## Task to carry out
Take the line containing "Transcribe the text in this document." and every line after it to the end of the records, and copy them exactly, leaving out pictures.

******************************

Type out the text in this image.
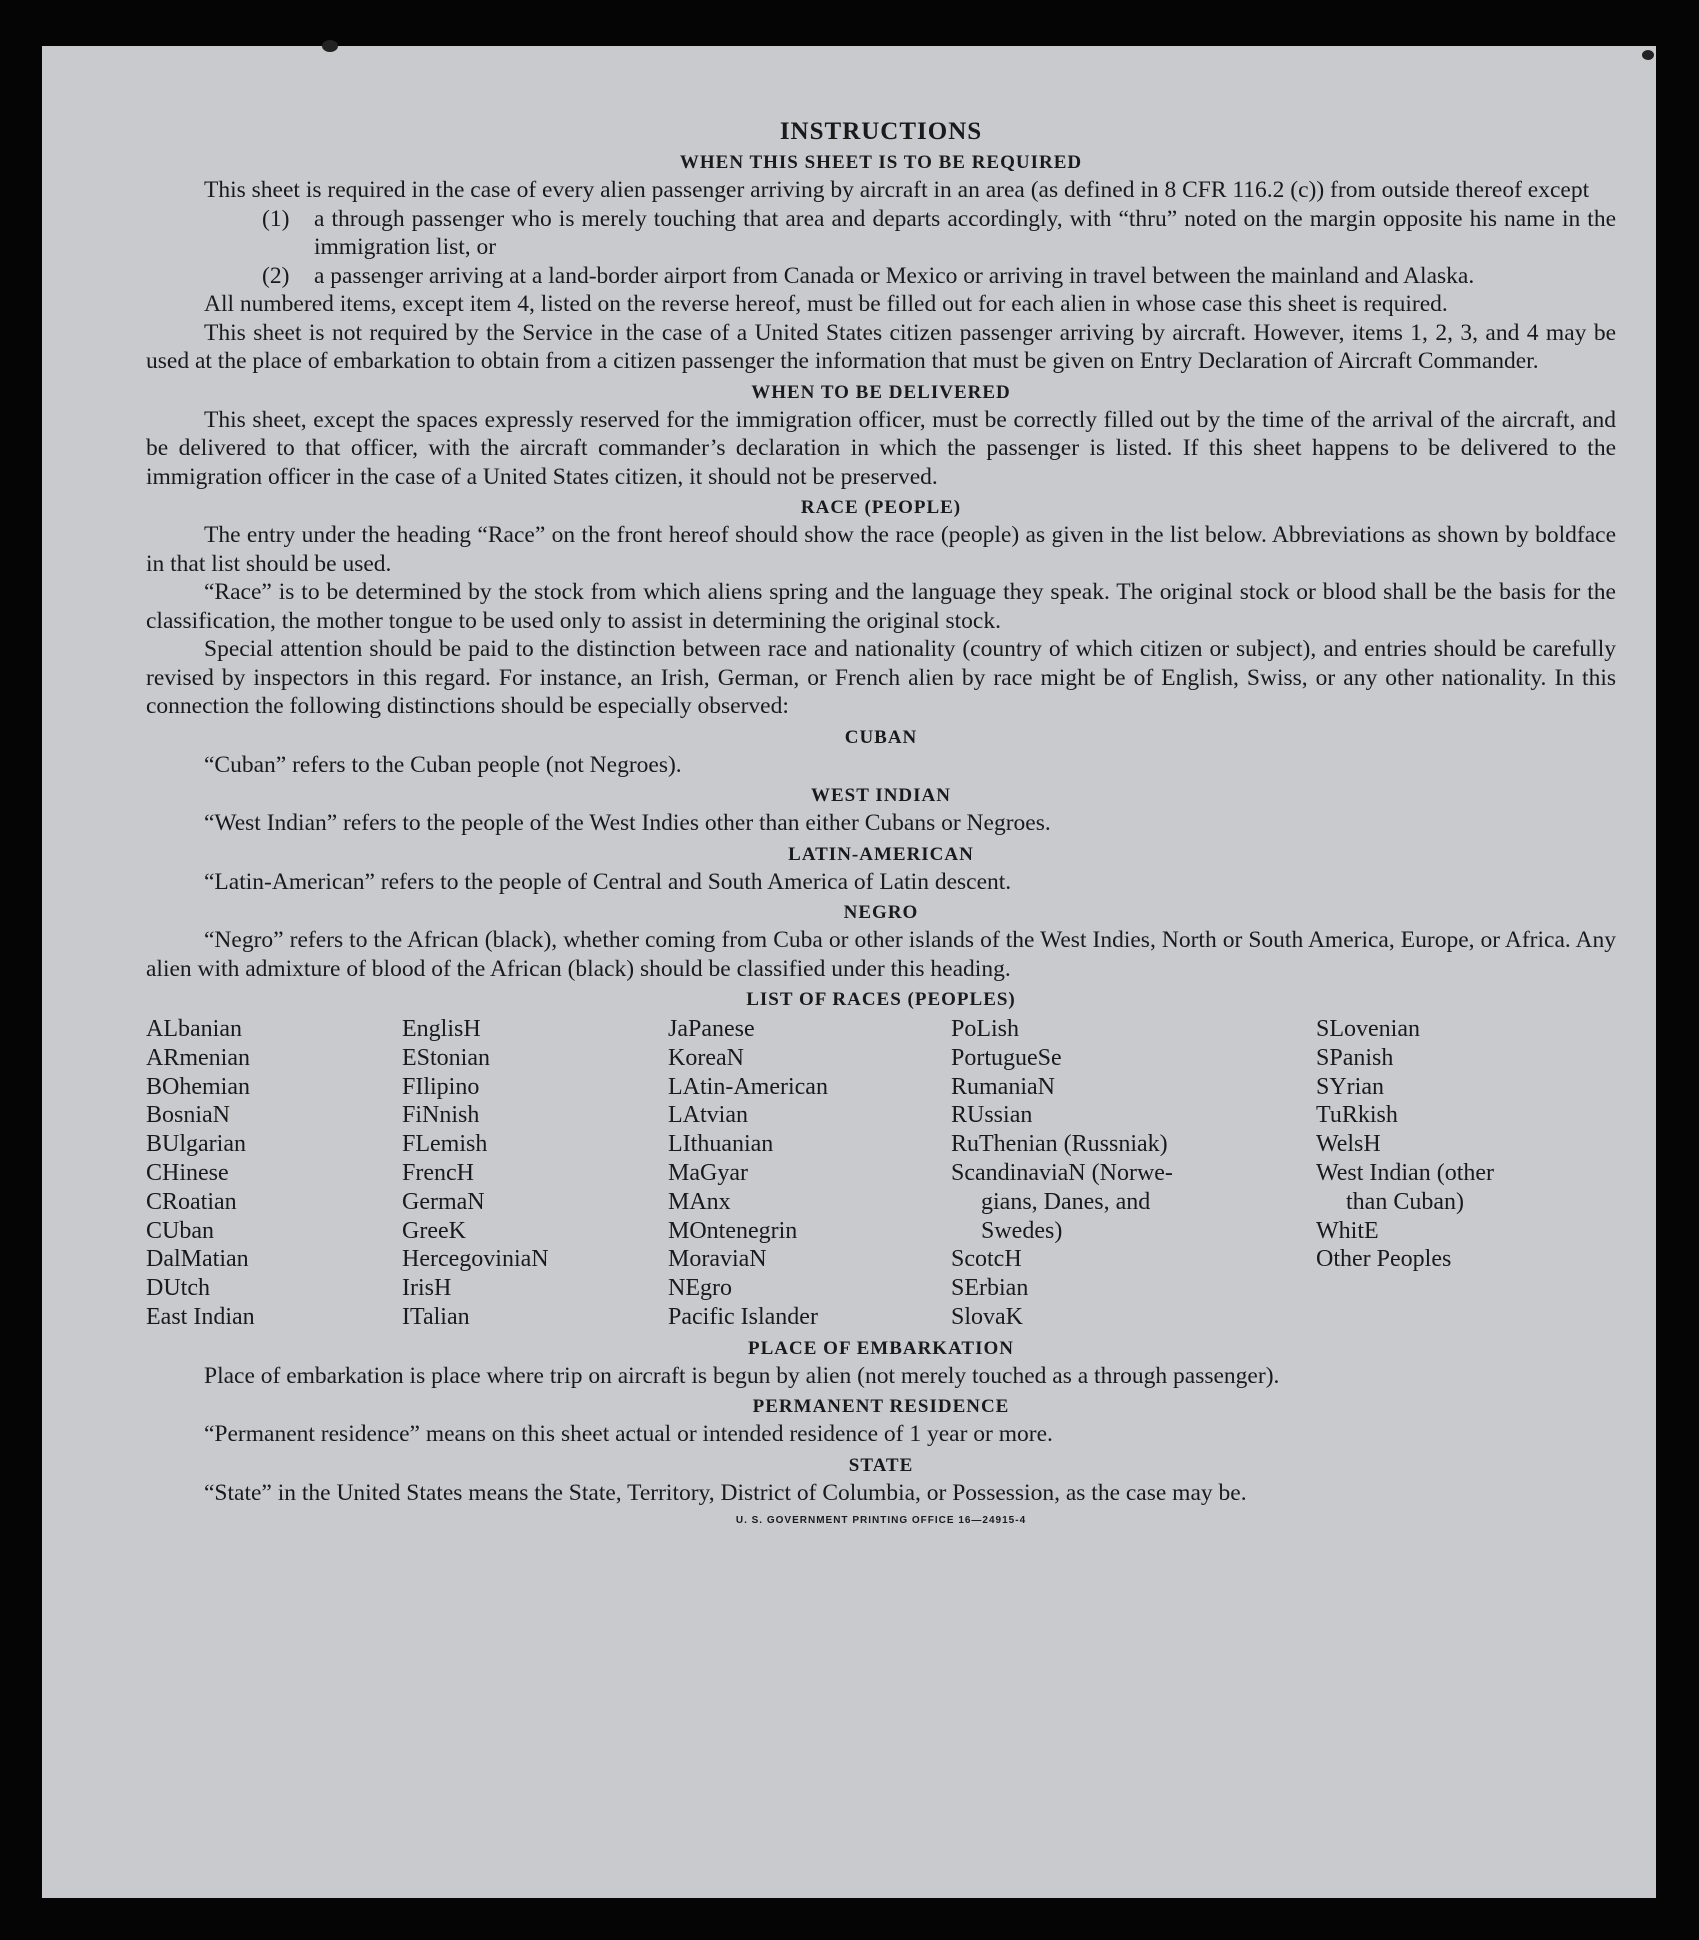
INSTRUCTIONS
WHEN THIS SHEET IS TO BE REQUIRED

This sheet is required in the case of every alien passenger arriving by aircraft in an area (as defined in 8 CFR 116.2 (c)) from outside thereof except

(1)	a through passenger who is merely touching that area and departs accordingly, with “thru” noted on the margin opposite his name in the immigration list, or
(2)	a passenger arriving at a land-border airport from Canada or Mexico or arriving in travel between the mainland and Alaska.

All numbered items, except item 4, listed on the reverse hereof, must be filled out for each alien in whose case this sheet is required.

This sheet is not required by the Service in the case of a United States citizen passenger arriving by aircraft. However, items 1, 2, 3, and 4 may be used at the place of embarkation to obtain from a citizen passenger the information that must be given on Entry Declaration of Aircraft Commander.

WHEN TO BE DELIVERED

This sheet, except the spaces expressly reserved for the immigration officer, must be correctly filled out by the time of the arrival of the aircraft, and be delivered to that officer, with the aircraft commander’s declaration in which the passenger is listed. If this sheet happens to be delivered to the immigration officer in the case of a United States citizen, it should not be preserved.

RACE (PEOPLE)

The entry under the heading “Race” on the front hereof should show the race (people) as given in the list below. Abbreviations as shown by boldface in that list should be used.

“Race” is to be determined by the stock from which aliens spring and the language they speak. The original stock or blood shall be the basis for the classification, the mother tongue to be used only to assist in determining the original stock.

Special attention should be paid to the distinction between race and nationality (country of which citizen or subject), and entries should be carefully revised by inspectors in this regard. For instance, an Irish, German, or French alien by race might be of English, Swiss, or any other nationality. In this connection the following distinctions should be especially observed:

CUBAN

“Cuban” refers to the Cuban people (not Negroes).

WEST INDIAN

“West Indian” refers to the people of the West Indies other than either Cubans or Negroes.

LATIN-AMERICAN

“Latin-American” refers to the people of Central and South America of Latin descent.

NEGRO

“Negro” refers to the African (black), whether coming from Cuba or other islands of the West Indies, North or South America, Europe, or Africa. Any alien with admixture of blood of the African (black) should be classified under this heading.

LIST OF RACES (PEOPLES)
ALbanian
ARmenian
BOhemian
BosniaN
BUlgarian
CHinese
CRoatian
CUban
DalMatian
DUtch
East Indian
EnglisH
EStonian
FIlipino
FiNnish
FLemish
FrencH
GermaN
GreeK
HercegoviniaN
IrisH
ITalian
JaPanese
KoreaN
LAtin-American
LAtvian
LIthuanian
MaGyar
MAnx
MOntenegrin
MoraviaN
NEgro
Pacific Islander
PoLish
PortugueSe
RumaniaN
RUssian
RuThenian (Russniak)
ScandinaviaN (Norwe-
gians, Danes, and
Swedes)
ScotcH
SErbian
SlovaK
SLovenian
SPanish
SYrian
TuRkish
WelsH
West Indian (other
than Cuban)
WhitE
Other Peoples
PLACE OF EMBARKATION

Place of embarkation is place where trip on aircraft is begun by alien (not merely touched as a through passenger).

PERMANENT RESIDENCE

“Permanent residence” means on this sheet actual or intended residence of 1 year or more.

STATE

“State” in the United States means the State, Territory, District of Columbia, or Possession, as the case may be.

U. S. GOVERNMENT PRINTING OFFICE 16—24915-4
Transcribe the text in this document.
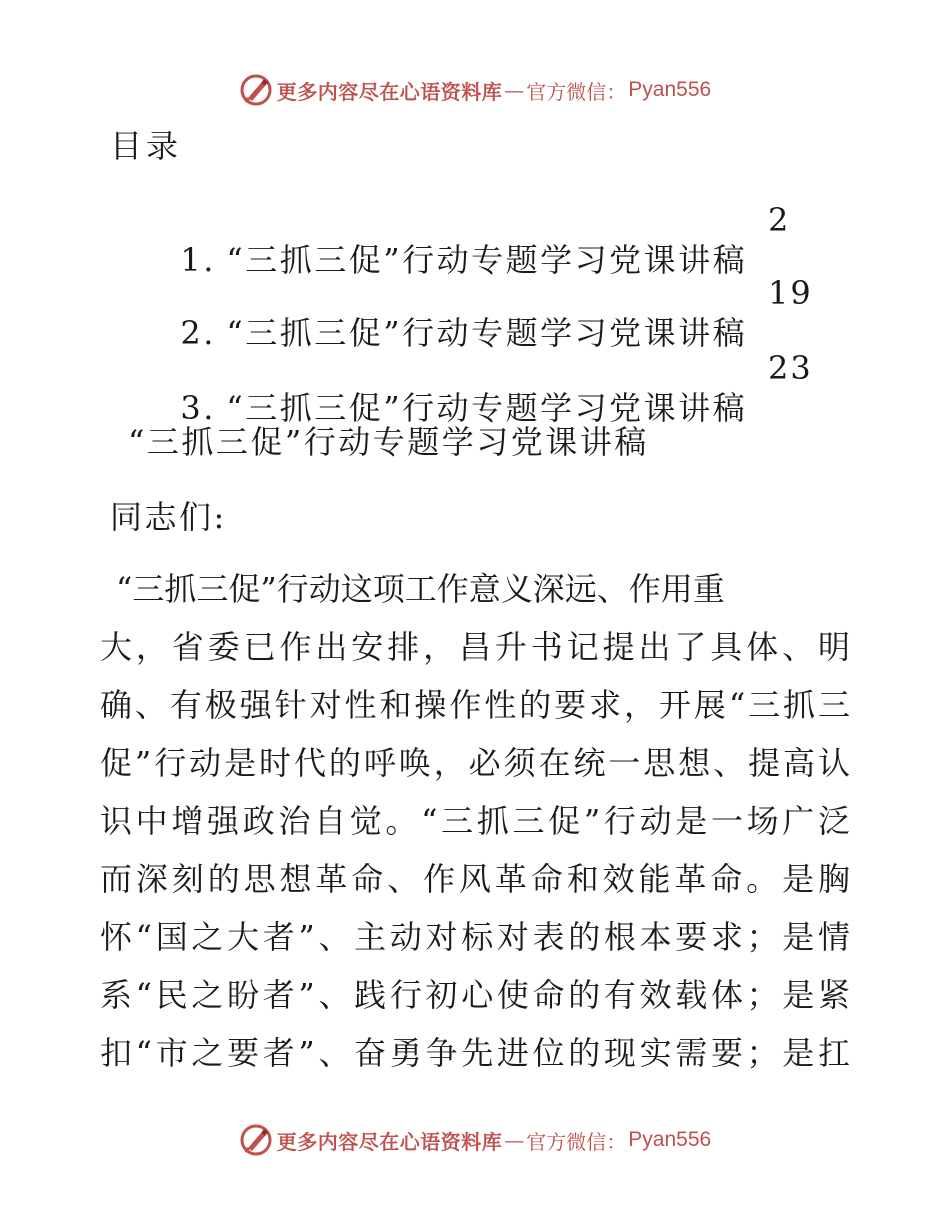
更多内容尽在心语资料库 — 官方微信： Pyan556
目录

1. “三抓三促”行动专题学习党课讲稿

2

2. “三抓三促”行动专题学习党课讲稿

19

3. “三抓三促”行动专题学习党课讲稿

23

“三抓三促”行动专题学习党课讲稿
同志们:
“三抓三促”行动这项工作意义深远、作用重
大，省委已作出安排，昌升书记提出了具体、明
确、有极强针对性和操作性的要求，开展“三抓三
促”行动是时代的呼唤，必须在统一思想、提高认
识中增强政治自觉。“三抓三促”行动是一场广泛
而深刻的思想革命、作风革命和效能革命。是胸
怀“国之大者”、主动对标对表的根本要求；是情
系“民之盼者”、践行初心使命的有效载体；是紧
扣“市之要者”、奋勇争先进位的现实需要；是扛
更多内容尽在心语资料库 — 官方微信： Pyan556
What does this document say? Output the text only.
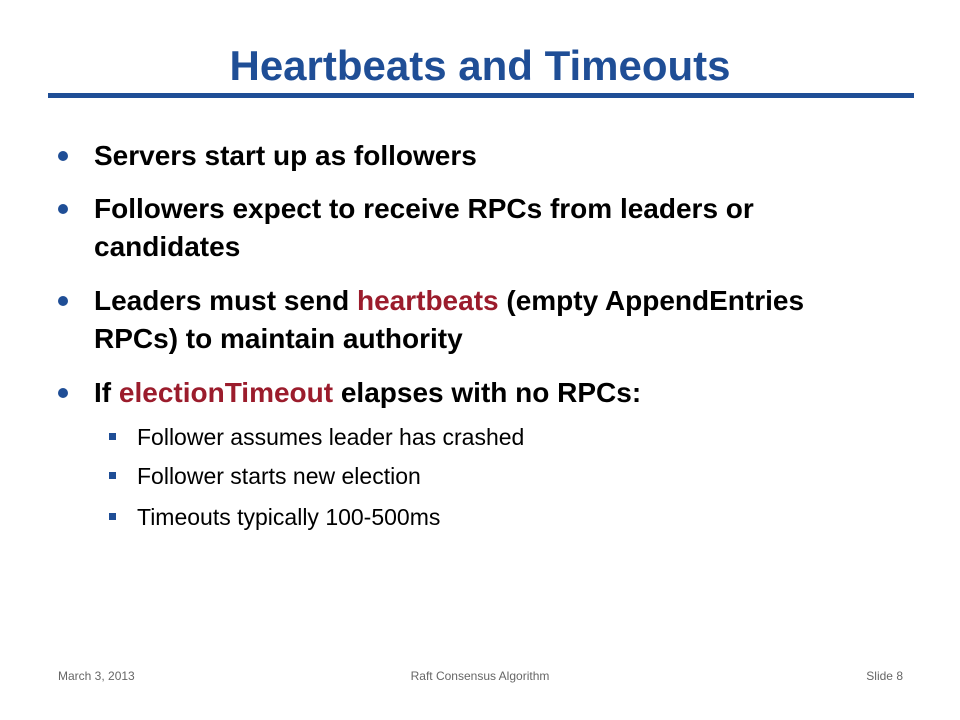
Heartbeats and Timeouts
Servers start up as followers
Followers expect to receive RPCs from leaders or candidates
Leaders must send heartbeats (empty AppendEntries RPCs) to maintain authority
If electionTimeout elapses with no RPCs:
Follower assumes leader has crashed
Follower starts new election
Timeouts typically 100-500ms
March 3, 2013	Raft Consensus Algorithm	Slide 8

******************************

## The result
Transcribe the text in this document.
更多内容尽在心语资料库 — 官方微信： Pyan556
目录

1. “三抓三促”行动专题学习党课讲稿

2

2. “三抓三促”行动专题学习党课讲稿

19

3. “三抓三促”行动专题学习党课讲稿

23

“三抓三促”行动专题学习党课讲稿
同志们:
“三抓三促”行动这项工作意义深远、作用重
大，省委已作出安排，昌升书记提出了具体、明
确、有极强针对性和操作性的要求，开展“三抓三
促”行动是时代的呼唤，必须在统一思想、提高认
识中增强政治自觉。“三抓三促”行动是一场广泛
而深刻的思想革命、作风革命和效能革命。是胸
怀“国之大者”、主动对标对表的根本要求；是情
系“民之盼者”、践行初心使命的有效载体；是紧
扣“市之要者”、奋勇争先进位的现实需要；是扛
更多内容尽在心语资料库 — 官方微信： Pyan556
What does this document say? Output the text only.
Heartbeats and Timeouts
Servers start up as followers
Followers expect to receive RPCs from leaders or candidates
Leaders must send heartbeats (empty AppendEntries RPCs) to maintain authority
If electionTimeout elapses with no RPCs:
Follower assumes leader has crashed
Follower starts new election
Timeouts typically 100-500ms
March 3, 2013	Raft Consensus Algorithm	Slide 8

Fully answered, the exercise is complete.